-------- Textauszug

Zunächst erfahren wir ein paar Details über die Vergangenheit von Erck und Barsilay, also Kindheit, Jugendjahre, Familie etc.
Barsilay ist jüdischer Herkunft und gibt sich dadurch moralisch integer. Doch am Ende dieses Leseabschnitts erfahren wir, dass B. ein Moralapostel ist mit einer eigenen Doppelmoral. Das ist allerdings das Bild, das Erck von B. beschreibt. Ich nehme es mal so hin.
Ganz schwierig ist für mich jedoch, den Erick ohne i zu charakterisieren. Da ist wenig Persönlichkeit erkennbar, Erck scheint immer auf andere Personen fixiert zu sein: B., den er insgeheim bewundert, aber auch hasst. Hier scheint Neid im Spiel zu sein. Und Valeria, der er heimlich hinterherschmachtet. Auch hier stellt sich mir die Frage, ob er sich genauso für sie interessieren würde, wenn sie nicht mit B. liiert gewesen wäre.

----------------
-------- Dargestellte Daten

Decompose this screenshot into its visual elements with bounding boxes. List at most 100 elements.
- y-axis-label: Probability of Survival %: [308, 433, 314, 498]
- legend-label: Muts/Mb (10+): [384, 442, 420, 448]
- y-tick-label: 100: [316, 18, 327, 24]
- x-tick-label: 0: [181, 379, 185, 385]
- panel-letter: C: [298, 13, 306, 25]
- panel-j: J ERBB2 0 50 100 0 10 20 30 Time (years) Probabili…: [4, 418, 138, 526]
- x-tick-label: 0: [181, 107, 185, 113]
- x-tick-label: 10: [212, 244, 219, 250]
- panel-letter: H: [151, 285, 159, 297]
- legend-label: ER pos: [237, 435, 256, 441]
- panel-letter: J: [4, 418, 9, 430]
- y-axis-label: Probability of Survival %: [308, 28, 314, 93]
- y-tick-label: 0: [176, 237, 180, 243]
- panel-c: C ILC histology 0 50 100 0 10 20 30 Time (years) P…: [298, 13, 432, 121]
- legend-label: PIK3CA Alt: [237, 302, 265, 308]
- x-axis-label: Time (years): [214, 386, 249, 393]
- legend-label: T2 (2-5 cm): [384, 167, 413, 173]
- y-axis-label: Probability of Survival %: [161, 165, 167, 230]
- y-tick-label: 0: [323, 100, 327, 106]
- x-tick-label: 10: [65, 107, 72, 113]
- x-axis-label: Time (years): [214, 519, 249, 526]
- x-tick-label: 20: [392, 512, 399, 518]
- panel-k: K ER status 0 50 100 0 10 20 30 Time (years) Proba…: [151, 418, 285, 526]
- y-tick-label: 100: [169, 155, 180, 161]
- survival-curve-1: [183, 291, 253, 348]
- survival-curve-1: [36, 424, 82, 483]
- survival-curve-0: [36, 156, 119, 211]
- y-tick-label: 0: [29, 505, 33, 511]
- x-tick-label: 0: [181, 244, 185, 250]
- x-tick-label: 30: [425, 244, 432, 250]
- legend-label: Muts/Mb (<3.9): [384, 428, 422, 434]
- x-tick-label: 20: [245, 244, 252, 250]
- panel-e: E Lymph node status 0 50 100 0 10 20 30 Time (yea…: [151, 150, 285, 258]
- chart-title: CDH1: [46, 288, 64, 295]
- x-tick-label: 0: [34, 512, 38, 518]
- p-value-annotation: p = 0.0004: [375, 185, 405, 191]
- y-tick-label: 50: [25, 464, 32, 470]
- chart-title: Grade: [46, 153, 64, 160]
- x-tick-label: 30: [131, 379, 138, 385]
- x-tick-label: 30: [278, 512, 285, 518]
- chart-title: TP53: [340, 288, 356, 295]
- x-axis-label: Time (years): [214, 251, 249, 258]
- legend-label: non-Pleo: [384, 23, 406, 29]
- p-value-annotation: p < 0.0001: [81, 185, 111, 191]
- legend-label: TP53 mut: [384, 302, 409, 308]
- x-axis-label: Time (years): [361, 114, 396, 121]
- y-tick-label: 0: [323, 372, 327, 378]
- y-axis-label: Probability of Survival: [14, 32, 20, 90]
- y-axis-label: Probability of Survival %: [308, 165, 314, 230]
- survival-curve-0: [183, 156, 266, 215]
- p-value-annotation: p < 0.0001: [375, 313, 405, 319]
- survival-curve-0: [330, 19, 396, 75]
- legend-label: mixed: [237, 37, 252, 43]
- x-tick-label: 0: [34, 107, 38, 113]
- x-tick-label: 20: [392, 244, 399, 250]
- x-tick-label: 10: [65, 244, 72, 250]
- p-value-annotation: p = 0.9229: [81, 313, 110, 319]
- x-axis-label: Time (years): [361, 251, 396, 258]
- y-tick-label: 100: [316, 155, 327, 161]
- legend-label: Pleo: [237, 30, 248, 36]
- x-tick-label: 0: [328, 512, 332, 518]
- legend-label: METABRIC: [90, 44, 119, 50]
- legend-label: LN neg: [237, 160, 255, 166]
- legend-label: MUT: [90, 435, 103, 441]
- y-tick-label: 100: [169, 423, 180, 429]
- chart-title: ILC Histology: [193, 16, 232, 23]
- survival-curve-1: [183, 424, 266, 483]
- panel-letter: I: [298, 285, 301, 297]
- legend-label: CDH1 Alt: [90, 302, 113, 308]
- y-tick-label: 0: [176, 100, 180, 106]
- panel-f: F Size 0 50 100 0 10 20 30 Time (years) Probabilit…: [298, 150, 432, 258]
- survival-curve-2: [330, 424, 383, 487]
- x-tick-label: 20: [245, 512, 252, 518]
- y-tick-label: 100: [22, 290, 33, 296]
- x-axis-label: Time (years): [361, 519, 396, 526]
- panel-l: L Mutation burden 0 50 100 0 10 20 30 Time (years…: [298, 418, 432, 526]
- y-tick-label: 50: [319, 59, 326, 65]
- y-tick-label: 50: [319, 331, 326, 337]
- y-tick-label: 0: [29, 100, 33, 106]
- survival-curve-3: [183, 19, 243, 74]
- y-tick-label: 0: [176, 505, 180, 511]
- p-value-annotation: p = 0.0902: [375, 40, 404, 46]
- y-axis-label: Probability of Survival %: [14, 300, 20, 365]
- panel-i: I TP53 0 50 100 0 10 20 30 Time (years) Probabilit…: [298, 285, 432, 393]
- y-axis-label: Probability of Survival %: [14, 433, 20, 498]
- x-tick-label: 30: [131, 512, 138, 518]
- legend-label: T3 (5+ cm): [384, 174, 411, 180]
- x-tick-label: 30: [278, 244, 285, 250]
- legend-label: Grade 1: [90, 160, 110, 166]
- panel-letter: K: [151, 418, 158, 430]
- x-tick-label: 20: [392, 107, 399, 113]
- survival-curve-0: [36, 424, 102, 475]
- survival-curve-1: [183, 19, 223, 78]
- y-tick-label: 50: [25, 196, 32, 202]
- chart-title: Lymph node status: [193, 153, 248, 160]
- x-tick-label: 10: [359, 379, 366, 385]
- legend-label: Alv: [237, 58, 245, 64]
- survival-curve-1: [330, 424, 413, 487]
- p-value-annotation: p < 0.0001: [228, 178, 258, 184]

----------------
-------- Dargestellte Daten

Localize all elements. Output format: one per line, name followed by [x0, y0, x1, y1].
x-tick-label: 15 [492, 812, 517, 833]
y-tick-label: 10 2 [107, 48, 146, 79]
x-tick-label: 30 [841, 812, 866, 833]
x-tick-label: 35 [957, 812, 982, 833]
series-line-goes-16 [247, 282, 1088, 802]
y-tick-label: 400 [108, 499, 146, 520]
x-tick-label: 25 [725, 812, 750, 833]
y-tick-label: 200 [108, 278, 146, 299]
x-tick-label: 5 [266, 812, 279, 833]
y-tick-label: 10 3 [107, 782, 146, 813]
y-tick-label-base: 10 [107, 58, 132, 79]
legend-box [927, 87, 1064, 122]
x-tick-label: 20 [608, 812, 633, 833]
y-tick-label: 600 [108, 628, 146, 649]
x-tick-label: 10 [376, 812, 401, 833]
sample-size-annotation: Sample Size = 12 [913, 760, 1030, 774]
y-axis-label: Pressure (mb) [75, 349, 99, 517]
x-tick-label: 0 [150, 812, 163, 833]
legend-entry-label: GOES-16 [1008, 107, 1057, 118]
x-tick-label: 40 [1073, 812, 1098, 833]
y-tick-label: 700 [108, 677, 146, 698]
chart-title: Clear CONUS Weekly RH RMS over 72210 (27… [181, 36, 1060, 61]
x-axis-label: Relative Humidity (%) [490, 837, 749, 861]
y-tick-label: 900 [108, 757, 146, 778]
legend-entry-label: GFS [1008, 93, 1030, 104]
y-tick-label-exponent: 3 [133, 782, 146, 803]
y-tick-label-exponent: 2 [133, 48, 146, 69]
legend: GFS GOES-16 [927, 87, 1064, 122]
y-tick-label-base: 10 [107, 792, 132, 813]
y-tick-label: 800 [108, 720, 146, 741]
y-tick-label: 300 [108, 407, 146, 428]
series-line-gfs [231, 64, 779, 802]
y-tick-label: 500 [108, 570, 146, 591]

----------------
-------- Dargestellte Daten

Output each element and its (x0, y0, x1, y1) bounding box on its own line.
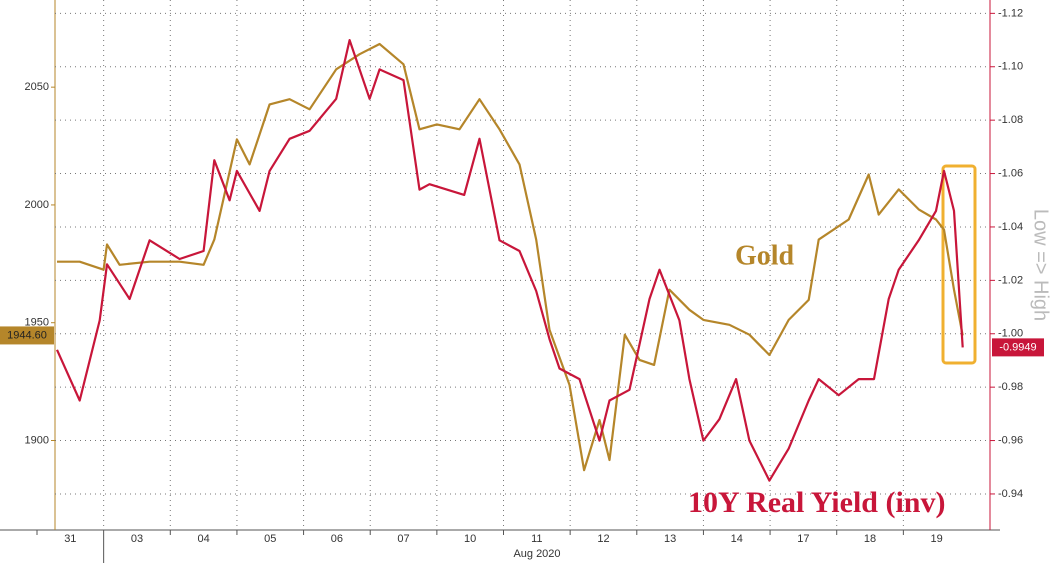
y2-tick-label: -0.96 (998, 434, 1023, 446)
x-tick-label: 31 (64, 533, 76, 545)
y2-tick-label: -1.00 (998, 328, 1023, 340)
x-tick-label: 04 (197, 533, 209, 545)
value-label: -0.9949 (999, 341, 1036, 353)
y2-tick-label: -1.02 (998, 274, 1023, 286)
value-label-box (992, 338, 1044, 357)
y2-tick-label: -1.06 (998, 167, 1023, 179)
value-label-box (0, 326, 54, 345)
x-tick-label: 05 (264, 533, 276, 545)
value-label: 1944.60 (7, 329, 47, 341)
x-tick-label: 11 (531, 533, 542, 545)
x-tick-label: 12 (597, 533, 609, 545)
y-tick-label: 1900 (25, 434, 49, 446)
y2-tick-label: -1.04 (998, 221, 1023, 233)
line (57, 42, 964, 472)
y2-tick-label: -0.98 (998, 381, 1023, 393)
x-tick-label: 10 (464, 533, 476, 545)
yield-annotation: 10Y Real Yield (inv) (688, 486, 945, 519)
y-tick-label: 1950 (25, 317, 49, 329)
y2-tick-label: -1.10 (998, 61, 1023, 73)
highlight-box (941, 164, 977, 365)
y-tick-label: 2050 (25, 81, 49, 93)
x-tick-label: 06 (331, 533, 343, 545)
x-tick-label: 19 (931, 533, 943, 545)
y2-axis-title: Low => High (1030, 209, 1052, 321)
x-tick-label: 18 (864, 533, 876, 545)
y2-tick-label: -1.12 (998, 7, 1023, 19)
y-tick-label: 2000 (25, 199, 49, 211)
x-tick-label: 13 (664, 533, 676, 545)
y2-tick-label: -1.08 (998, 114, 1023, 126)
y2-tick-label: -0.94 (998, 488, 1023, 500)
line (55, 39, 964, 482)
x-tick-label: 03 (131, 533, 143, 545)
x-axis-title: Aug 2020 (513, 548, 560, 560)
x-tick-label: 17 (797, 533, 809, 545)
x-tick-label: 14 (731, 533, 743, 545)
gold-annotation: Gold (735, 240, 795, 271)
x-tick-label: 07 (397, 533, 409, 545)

----------------

Arbeitsanweisungen -
1. Welcher Herkunft ist Barsilay laut dem Textauszug?
2. Geben Sie aus dem Textauszug alles von „Barsilay ist jüdischer“ bis hinunter zu „mal so hin.“ unverändert wieder.
Das Material ist hierfür ohne Belang.

Gelöste Aufgaben -
1. Barsilay ist jüdischer Herkunft.

2.
Barsilay ist jüdischer Herkunft und gibt sich dadurch moralisch integer. Doch am Ende dieses Leseabschnitts erfahren wir, dass B. ein Moralapostel ist mit einer eigenen Doppelmoral. Das ist allerdings das Bild, das Erck von B. beschreibt. Ich nehme es mal so hin.